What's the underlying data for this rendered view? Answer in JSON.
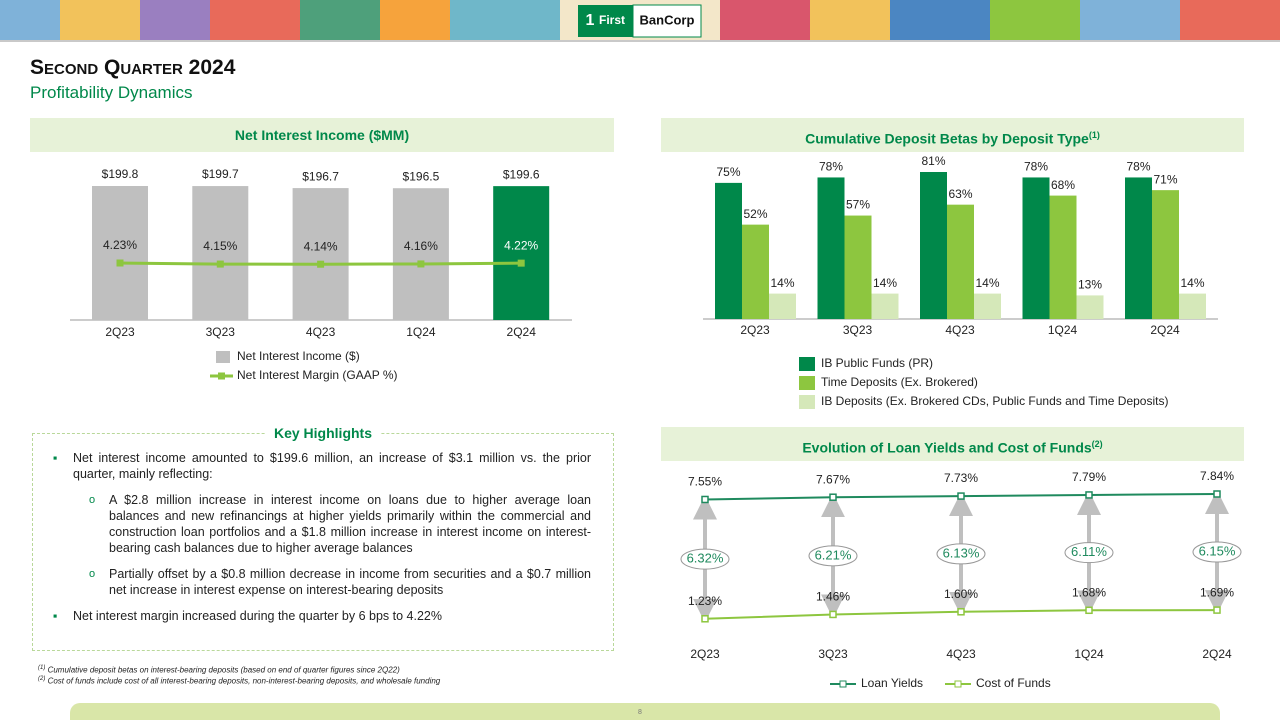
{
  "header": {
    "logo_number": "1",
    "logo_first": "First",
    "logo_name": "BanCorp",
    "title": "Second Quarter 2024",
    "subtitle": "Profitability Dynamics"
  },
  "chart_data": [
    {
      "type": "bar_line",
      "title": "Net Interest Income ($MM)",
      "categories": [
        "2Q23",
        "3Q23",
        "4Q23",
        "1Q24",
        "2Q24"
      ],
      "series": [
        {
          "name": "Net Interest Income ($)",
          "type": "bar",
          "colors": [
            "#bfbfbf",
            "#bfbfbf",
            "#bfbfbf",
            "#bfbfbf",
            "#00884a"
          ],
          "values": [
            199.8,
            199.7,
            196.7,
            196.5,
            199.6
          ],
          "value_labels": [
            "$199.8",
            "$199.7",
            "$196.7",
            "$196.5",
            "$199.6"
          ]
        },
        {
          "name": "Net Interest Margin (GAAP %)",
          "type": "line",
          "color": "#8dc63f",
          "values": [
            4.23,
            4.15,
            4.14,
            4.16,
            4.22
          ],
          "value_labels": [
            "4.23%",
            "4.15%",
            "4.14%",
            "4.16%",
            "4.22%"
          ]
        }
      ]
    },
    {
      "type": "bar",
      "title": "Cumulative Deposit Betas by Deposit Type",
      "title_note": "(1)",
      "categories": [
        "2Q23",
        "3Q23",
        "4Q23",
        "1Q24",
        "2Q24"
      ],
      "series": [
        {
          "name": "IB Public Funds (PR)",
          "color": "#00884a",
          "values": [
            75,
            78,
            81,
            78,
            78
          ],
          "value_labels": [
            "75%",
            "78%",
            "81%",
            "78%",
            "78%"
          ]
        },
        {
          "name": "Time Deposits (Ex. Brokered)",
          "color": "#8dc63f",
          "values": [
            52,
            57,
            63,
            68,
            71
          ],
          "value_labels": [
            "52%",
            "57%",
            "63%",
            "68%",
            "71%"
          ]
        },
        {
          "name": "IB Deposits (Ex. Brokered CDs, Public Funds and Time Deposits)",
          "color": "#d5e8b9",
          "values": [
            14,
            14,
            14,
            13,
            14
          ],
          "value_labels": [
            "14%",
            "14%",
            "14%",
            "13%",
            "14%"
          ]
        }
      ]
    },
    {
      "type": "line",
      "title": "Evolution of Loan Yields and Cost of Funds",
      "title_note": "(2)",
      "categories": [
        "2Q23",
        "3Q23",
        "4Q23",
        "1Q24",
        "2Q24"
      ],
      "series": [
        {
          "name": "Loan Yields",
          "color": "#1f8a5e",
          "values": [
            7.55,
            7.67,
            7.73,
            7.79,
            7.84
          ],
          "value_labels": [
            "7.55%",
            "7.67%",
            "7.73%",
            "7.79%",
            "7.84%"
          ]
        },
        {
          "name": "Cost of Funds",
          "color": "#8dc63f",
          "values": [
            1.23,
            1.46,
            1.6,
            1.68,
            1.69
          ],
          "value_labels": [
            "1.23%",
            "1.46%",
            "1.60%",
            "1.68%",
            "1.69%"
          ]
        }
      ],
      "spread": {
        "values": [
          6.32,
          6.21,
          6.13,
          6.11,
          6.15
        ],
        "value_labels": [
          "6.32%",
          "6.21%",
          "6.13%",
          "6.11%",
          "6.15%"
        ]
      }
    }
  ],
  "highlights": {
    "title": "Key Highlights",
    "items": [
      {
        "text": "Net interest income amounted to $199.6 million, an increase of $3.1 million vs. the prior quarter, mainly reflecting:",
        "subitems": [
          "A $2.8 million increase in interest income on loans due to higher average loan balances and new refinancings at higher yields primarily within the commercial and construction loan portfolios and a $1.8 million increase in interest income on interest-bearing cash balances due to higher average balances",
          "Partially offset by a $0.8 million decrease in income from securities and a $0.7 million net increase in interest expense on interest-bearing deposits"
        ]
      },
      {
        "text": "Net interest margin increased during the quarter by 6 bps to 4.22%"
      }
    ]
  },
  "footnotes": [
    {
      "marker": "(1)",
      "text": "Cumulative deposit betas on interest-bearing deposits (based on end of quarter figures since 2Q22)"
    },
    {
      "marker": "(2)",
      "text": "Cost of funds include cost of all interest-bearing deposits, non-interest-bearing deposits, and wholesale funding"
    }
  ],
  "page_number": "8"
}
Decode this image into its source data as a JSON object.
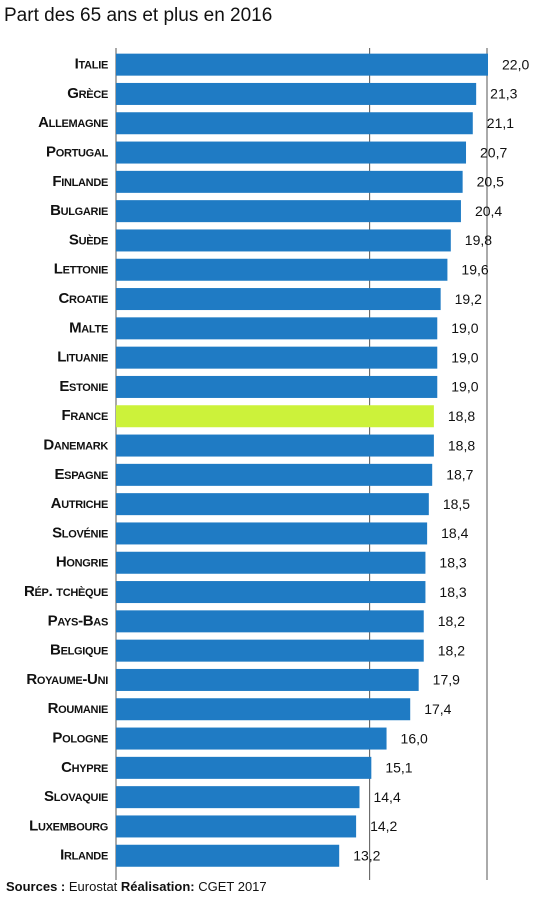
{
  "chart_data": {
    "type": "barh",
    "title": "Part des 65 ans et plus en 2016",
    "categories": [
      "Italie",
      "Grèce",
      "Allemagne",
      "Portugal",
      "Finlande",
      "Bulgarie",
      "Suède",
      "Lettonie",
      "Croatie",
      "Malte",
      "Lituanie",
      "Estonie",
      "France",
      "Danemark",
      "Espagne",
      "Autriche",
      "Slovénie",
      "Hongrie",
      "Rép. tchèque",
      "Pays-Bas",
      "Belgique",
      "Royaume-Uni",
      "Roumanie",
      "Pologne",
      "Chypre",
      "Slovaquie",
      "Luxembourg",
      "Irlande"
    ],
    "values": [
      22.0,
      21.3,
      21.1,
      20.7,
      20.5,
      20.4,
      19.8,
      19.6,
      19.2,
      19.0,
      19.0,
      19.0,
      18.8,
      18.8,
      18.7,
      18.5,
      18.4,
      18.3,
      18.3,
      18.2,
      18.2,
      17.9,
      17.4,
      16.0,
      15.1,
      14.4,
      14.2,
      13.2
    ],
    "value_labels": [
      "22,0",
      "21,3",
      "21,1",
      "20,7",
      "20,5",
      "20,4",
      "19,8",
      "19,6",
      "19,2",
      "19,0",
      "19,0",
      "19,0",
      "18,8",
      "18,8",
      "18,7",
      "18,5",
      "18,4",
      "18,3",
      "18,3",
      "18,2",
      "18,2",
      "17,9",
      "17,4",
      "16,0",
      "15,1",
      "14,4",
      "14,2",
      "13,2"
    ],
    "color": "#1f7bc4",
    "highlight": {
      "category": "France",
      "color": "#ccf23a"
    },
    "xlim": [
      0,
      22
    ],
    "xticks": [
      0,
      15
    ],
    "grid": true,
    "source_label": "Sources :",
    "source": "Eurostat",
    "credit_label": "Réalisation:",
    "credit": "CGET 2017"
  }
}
* * * * * * *
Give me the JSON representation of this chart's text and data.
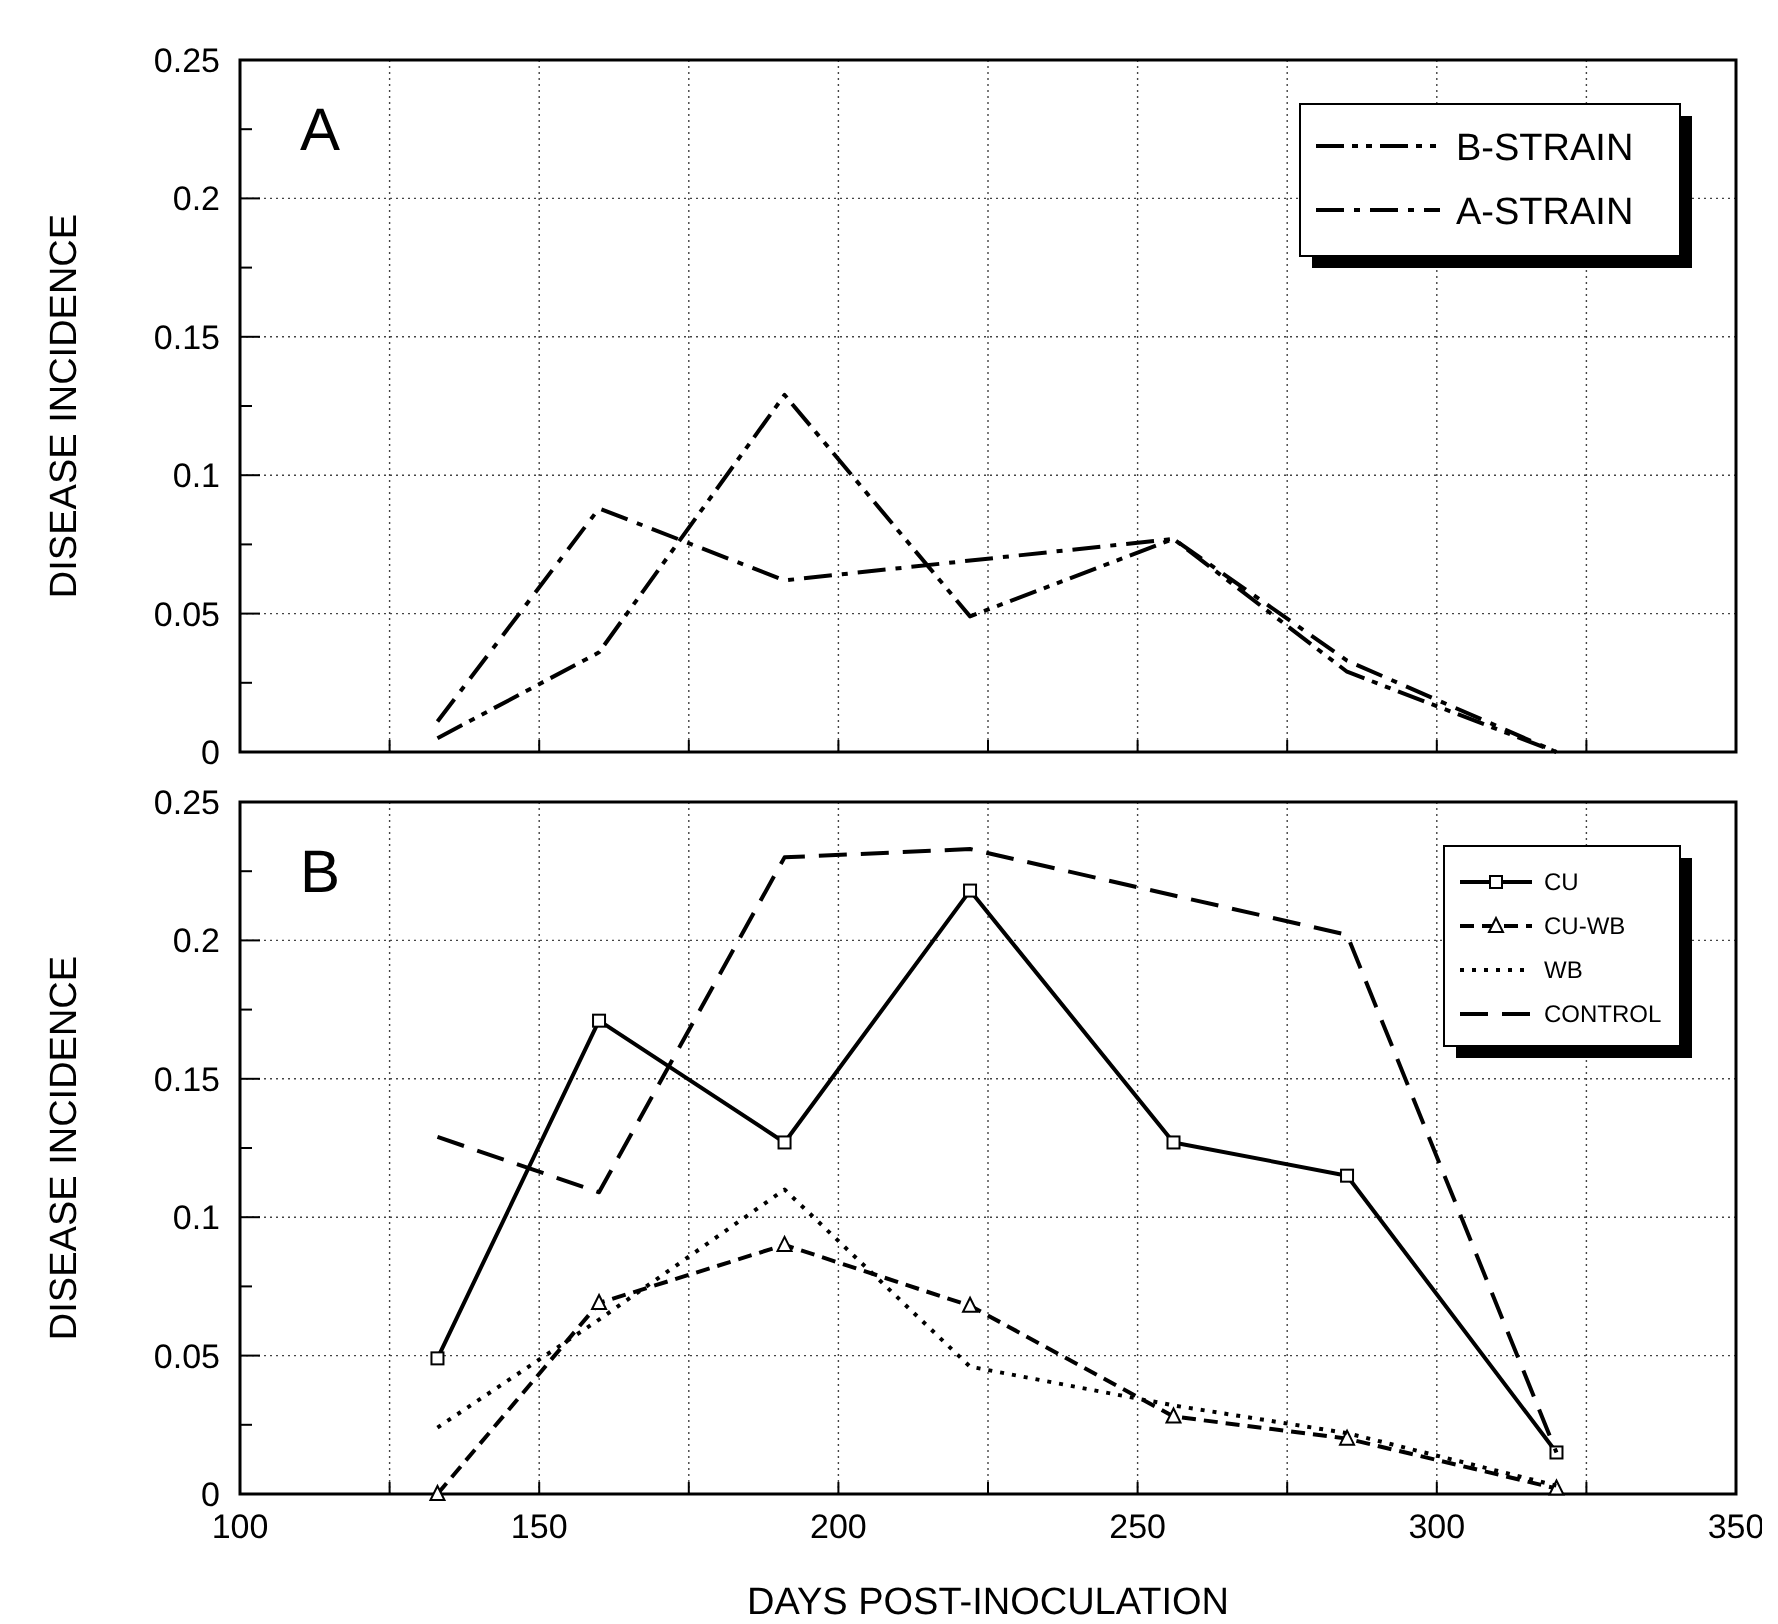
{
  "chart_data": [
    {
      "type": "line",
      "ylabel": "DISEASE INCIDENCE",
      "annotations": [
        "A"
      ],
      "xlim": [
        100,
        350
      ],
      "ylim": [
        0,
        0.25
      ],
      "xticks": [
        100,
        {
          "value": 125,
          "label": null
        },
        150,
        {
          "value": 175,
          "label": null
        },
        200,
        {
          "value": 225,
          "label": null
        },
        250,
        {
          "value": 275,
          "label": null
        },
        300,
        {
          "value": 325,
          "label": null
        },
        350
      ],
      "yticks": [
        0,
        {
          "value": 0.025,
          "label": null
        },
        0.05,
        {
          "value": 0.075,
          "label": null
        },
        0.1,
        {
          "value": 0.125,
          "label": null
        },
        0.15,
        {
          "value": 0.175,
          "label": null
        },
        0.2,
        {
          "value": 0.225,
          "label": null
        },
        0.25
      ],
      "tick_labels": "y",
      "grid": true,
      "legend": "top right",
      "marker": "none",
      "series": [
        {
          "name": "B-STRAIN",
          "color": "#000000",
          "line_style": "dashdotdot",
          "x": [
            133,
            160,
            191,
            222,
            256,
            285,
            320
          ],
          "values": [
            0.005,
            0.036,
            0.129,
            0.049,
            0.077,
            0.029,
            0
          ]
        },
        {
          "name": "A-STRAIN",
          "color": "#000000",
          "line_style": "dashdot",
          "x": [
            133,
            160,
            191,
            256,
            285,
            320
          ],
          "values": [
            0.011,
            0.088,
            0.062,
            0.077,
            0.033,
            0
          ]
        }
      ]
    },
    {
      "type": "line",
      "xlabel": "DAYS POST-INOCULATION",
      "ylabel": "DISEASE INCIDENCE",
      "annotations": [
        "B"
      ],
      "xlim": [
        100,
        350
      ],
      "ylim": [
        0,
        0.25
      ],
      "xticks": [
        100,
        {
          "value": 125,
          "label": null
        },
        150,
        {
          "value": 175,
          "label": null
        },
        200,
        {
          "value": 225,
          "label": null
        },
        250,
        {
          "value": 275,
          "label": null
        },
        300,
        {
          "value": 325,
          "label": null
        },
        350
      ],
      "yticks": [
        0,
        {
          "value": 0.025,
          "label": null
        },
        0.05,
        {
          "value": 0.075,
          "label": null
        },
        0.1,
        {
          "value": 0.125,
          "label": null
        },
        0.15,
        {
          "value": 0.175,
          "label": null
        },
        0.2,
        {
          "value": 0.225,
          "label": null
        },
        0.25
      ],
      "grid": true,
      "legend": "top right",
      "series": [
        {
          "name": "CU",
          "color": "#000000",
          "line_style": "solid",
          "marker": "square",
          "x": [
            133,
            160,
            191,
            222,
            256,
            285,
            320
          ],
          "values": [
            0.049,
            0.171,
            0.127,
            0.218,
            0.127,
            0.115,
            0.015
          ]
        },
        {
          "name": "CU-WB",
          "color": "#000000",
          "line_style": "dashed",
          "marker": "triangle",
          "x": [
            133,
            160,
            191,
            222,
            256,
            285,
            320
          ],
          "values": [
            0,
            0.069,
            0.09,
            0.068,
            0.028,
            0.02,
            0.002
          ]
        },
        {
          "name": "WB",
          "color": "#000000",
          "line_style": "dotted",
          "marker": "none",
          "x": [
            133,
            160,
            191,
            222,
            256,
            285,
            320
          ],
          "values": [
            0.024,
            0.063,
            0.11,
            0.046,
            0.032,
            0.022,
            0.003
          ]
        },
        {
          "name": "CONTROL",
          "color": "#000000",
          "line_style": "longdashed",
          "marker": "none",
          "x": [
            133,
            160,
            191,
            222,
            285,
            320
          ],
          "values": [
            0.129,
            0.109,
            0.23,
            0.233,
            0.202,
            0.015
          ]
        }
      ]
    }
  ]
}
* * * * * * *
- Problem -
List each line of the entries that holds the string "bearing".

- Solved exercise -
          "A $2.8 million increase in interest income on loans due to higher average loan balances and new refinancings at higher yields primarily within the commercial and construction loan portfolios and a $1.8 million increase in interest income on interest-bearing cash balances due to higher average balances",
          "Partially offset by a $0.8 million decrease in income from securities and a $0.7 million net increase in interest expense on interest-bearing deposits"
      "text": "Cumulative deposit betas on interest-bearing deposits (based on end of quarter figures since 2Q22)"
      "text": "Cost of funds include cost of all interest-bearing deposits, non-interest-bearing deposits, and wholesale funding"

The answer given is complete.